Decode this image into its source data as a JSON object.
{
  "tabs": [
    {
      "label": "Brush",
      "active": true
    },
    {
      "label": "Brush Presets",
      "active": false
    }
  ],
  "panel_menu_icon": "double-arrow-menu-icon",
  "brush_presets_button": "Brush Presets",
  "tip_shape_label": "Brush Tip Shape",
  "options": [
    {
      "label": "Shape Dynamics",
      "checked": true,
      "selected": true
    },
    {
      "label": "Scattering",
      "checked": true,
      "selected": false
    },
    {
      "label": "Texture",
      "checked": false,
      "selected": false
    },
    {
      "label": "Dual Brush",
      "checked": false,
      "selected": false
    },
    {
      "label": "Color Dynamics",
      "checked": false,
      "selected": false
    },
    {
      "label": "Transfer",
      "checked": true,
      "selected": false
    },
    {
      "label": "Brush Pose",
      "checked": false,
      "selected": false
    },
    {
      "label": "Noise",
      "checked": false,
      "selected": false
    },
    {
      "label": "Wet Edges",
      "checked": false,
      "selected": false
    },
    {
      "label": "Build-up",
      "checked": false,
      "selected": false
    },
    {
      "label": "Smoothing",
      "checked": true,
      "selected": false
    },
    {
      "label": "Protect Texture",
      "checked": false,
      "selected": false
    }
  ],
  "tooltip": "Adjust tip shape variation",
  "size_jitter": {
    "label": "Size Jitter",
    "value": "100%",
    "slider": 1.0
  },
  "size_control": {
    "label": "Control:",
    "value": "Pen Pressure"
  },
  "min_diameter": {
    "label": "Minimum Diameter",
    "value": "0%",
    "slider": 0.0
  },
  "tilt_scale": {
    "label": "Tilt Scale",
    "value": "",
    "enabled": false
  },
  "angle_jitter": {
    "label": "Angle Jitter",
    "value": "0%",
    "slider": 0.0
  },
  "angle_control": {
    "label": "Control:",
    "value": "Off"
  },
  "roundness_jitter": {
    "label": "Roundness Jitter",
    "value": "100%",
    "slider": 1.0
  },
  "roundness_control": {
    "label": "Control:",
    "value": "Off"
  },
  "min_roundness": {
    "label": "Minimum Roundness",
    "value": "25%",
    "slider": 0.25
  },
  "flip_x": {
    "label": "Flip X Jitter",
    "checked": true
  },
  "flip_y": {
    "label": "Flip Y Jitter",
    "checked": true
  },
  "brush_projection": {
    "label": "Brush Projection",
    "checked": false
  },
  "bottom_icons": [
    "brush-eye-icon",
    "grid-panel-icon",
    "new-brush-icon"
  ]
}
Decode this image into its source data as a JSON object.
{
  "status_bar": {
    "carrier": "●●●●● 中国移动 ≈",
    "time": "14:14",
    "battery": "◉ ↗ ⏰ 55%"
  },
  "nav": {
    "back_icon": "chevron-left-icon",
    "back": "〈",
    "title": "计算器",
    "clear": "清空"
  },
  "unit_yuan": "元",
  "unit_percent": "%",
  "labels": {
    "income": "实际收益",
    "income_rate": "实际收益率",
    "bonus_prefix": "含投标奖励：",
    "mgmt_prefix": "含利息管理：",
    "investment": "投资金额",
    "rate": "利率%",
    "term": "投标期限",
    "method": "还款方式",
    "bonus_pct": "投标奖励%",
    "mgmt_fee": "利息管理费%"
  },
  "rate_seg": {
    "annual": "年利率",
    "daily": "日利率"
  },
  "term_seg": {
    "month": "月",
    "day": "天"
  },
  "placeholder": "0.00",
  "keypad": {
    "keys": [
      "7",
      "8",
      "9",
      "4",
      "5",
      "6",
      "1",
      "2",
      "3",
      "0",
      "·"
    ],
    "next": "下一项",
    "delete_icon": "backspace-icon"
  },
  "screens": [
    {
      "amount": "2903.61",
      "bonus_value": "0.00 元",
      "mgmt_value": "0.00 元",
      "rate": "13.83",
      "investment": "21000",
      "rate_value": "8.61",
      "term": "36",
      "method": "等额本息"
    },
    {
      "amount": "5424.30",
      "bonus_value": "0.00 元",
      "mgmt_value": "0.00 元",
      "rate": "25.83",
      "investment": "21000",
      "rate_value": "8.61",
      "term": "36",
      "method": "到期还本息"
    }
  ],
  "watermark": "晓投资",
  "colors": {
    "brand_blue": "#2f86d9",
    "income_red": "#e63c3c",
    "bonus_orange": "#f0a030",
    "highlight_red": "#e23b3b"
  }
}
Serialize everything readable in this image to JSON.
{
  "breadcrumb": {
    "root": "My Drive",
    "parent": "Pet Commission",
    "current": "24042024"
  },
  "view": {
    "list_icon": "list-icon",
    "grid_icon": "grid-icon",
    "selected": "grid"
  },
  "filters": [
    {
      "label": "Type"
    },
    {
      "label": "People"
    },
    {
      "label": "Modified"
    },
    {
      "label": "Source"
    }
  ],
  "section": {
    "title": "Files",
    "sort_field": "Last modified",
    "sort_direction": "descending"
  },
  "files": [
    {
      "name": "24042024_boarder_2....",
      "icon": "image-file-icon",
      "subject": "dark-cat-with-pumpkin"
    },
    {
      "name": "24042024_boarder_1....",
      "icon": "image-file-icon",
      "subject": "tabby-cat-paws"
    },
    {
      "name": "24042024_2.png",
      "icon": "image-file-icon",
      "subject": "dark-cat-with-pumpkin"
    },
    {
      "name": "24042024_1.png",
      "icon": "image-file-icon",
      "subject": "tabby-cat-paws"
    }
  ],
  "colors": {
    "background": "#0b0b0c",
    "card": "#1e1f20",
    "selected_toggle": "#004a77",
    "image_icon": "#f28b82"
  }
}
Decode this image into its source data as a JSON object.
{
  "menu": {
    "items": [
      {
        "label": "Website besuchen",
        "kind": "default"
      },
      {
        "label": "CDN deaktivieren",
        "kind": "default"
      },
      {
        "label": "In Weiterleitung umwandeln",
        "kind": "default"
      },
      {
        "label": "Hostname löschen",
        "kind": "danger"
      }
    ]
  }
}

+ + + +

**WHAT IS BEING ASKED**. Send back all of the entries exactly, with nothing missing.

**THE SOLUTION**.
Decode this image into its source data as a JSON object.
{
  "tabs": [
    {
      "label": "Brush",
      "active": true
    },
    {
      "label": "Brush Presets",
      "active": false
    }
  ],
  "panel_menu_icon": "double-arrow-menu-icon",
  "brush_presets_button": "Brush Presets",
  "tip_shape_label": "Brush Tip Shape",
  "options": [
    {
      "label": "Shape Dynamics",
      "checked": true,
      "selected": true
    },
    {
      "label": "Scattering",
      "checked": true,
      "selected": false
    },
    {
      "label": "Texture",
      "checked": false,
      "selected": false
    },
    {
      "label": "Dual Brush",
      "checked": false,
      "selected": false
    },
    {
      "label": "Color Dynamics",
      "checked": false,
      "selected": false
    },
    {
      "label": "Transfer",
      "checked": true,
      "selected": false
    },
    {
      "label": "Brush Pose",
      "checked": false,
      "selected": false
    },
    {
      "label": "Noise",
      "checked": false,
      "selected": false
    },
    {
      "label": "Wet Edges",
      "checked": false,
      "selected": false
    },
    {
      "label": "Build-up",
      "checked": false,
      "selected": false
    },
    {
      "label": "Smoothing",
      "checked": true,
      "selected": false
    },
    {
      "label": "Protect Texture",
      "checked": false,
      "selected": false
    }
  ],
  "tooltip": "Adjust tip shape variation",
  "size_jitter": {
    "label": "Size Jitter",
    "value": "100%",
    "slider": 1.0
  },
  "size_control": {
    "label": "Control:",
    "value": "Pen Pressure"
  },
  "min_diameter": {
    "label": "Minimum Diameter",
    "value": "0%",
    "slider": 0.0
  },
  "tilt_scale": {
    "label": "Tilt Scale",
    "value": "",
    "enabled": false
  },
  "angle_jitter": {
    "label": "Angle Jitter",
    "value": "0%",
    "slider": 0.0
  },
  "angle_control": {
    "label": "Control:",
    "value": "Off"
  },
  "roundness_jitter": {
    "label": "Roundness Jitter",
    "value": "100%",
    "slider": 1.0
  },
  "roundness_control": {
    "label": "Control:",
    "value": "Off"
  },
  "min_roundness": {
    "label": "Minimum Roundness",
    "value": "25%",
    "slider": 0.25
  },
  "flip_x": {
    "label": "Flip X Jitter",
    "checked": true
  },
  "flip_y": {
    "label": "Flip Y Jitter",
    "checked": true
  },
  "brush_projection": {
    "label": "Brush Projection",
    "checked": false
  },
  "bottom_icons": [
    "brush-eye-icon",
    "grid-panel-icon",
    "new-brush-icon"
  ]
}
Decode this image into its source data as a JSON object.
{
  "status_bar": {
    "carrier": "●●●●● 中国移动 ≈",
    "time": "14:14",
    "battery": "◉ ↗ ⏰ 55%"
  },
  "nav": {
    "back_icon": "chevron-left-icon",
    "back": "〈",
    "title": "计算器",
    "clear": "清空"
  },
  "unit_yuan": "元",
  "unit_percent": "%",
  "labels": {
    "income": "实际收益",
    "income_rate": "实际收益率",
    "bonus_prefix": "含投标奖励：",
    "mgmt_prefix": "含利息管理：",
    "investment": "投资金额",
    "rate": "利率%",
    "term": "投标期限",
    "method": "还款方式",
    "bonus_pct": "投标奖励%",
    "mgmt_fee": "利息管理费%"
  },
  "rate_seg": {
    "annual": "年利率",
    "daily": "日利率"
  },
  "term_seg": {
    "month": "月",
    "day": "天"
  },
  "placeholder": "0.00",
  "keypad": {
    "keys": [
      "7",
      "8",
      "9",
      "4",
      "5",
      "6",
      "1",
      "2",
      "3",
      "0",
      "·"
    ],
    "next": "下一项",
    "delete_icon": "backspace-icon"
  },
  "screens": [
    {
      "amount": "2903.61",
      "bonus_value": "0.00 元",
      "mgmt_value": "0.00 元",
      "rate": "13.83",
      "investment": "21000",
      "rate_value": "8.61",
      "term": "36",
      "method": "等额本息"
    },
    {
      "amount": "5424.30",
      "bonus_value": "0.00 元",
      "mgmt_value": "0.00 元",
      "rate": "25.83",
      "investment": "21000",
      "rate_value": "8.61",
      "term": "36",
      "method": "到期还本息"
    }
  ],
  "watermark": "晓投资",
  "colors": {
    "brand_blue": "#2f86d9",
    "income_red": "#e63c3c",
    "bonus_orange": "#f0a030",
    "highlight_red": "#e23b3b"
  }
}
Serialize everything readable in this image to JSON.
{
  "breadcrumb": {
    "root": "My Drive",
    "parent": "Pet Commission",
    "current": "24042024"
  },
  "view": {
    "list_icon": "list-icon",
    "grid_icon": "grid-icon",
    "selected": "grid"
  },
  "filters": [
    {
      "label": "Type"
    },
    {
      "label": "People"
    },
    {
      "label": "Modified"
    },
    {
      "label": "Source"
    }
  ],
  "section": {
    "title": "Files",
    "sort_field": "Last modified",
    "sort_direction": "descending"
  },
  "files": [
    {
      "name": "24042024_boarder_2....",
      "icon": "image-file-icon",
      "subject": "dark-cat-with-pumpkin"
    },
    {
      "name": "24042024_boarder_1....",
      "icon": "image-file-icon",
      "subject": "tabby-cat-paws"
    },
    {
      "name": "24042024_2.png",
      "icon": "image-file-icon",
      "subject": "dark-cat-with-pumpkin"
    },
    {
      "name": "24042024_1.png",
      "icon": "image-file-icon",
      "subject": "tabby-cat-paws"
    }
  ],
  "colors": {
    "background": "#0b0b0c",
    "card": "#1e1f20",
    "selected_toggle": "#004a77",
    "image_icon": "#f28b82"
  }
}
Decode this image into its source data as a JSON object.
{
  "menu": {
    "items": [
      {
        "label": "Website besuchen",
        "kind": "default"
      },
      {
        "label": "CDN deaktivieren",
        "kind": "default"
      },
      {
        "label": "In Weiterleitung umwandeln",
        "kind": "default"
      },
      {
        "label": "Hostname löschen",
        "kind": "danger"
      }
    ]
  }
}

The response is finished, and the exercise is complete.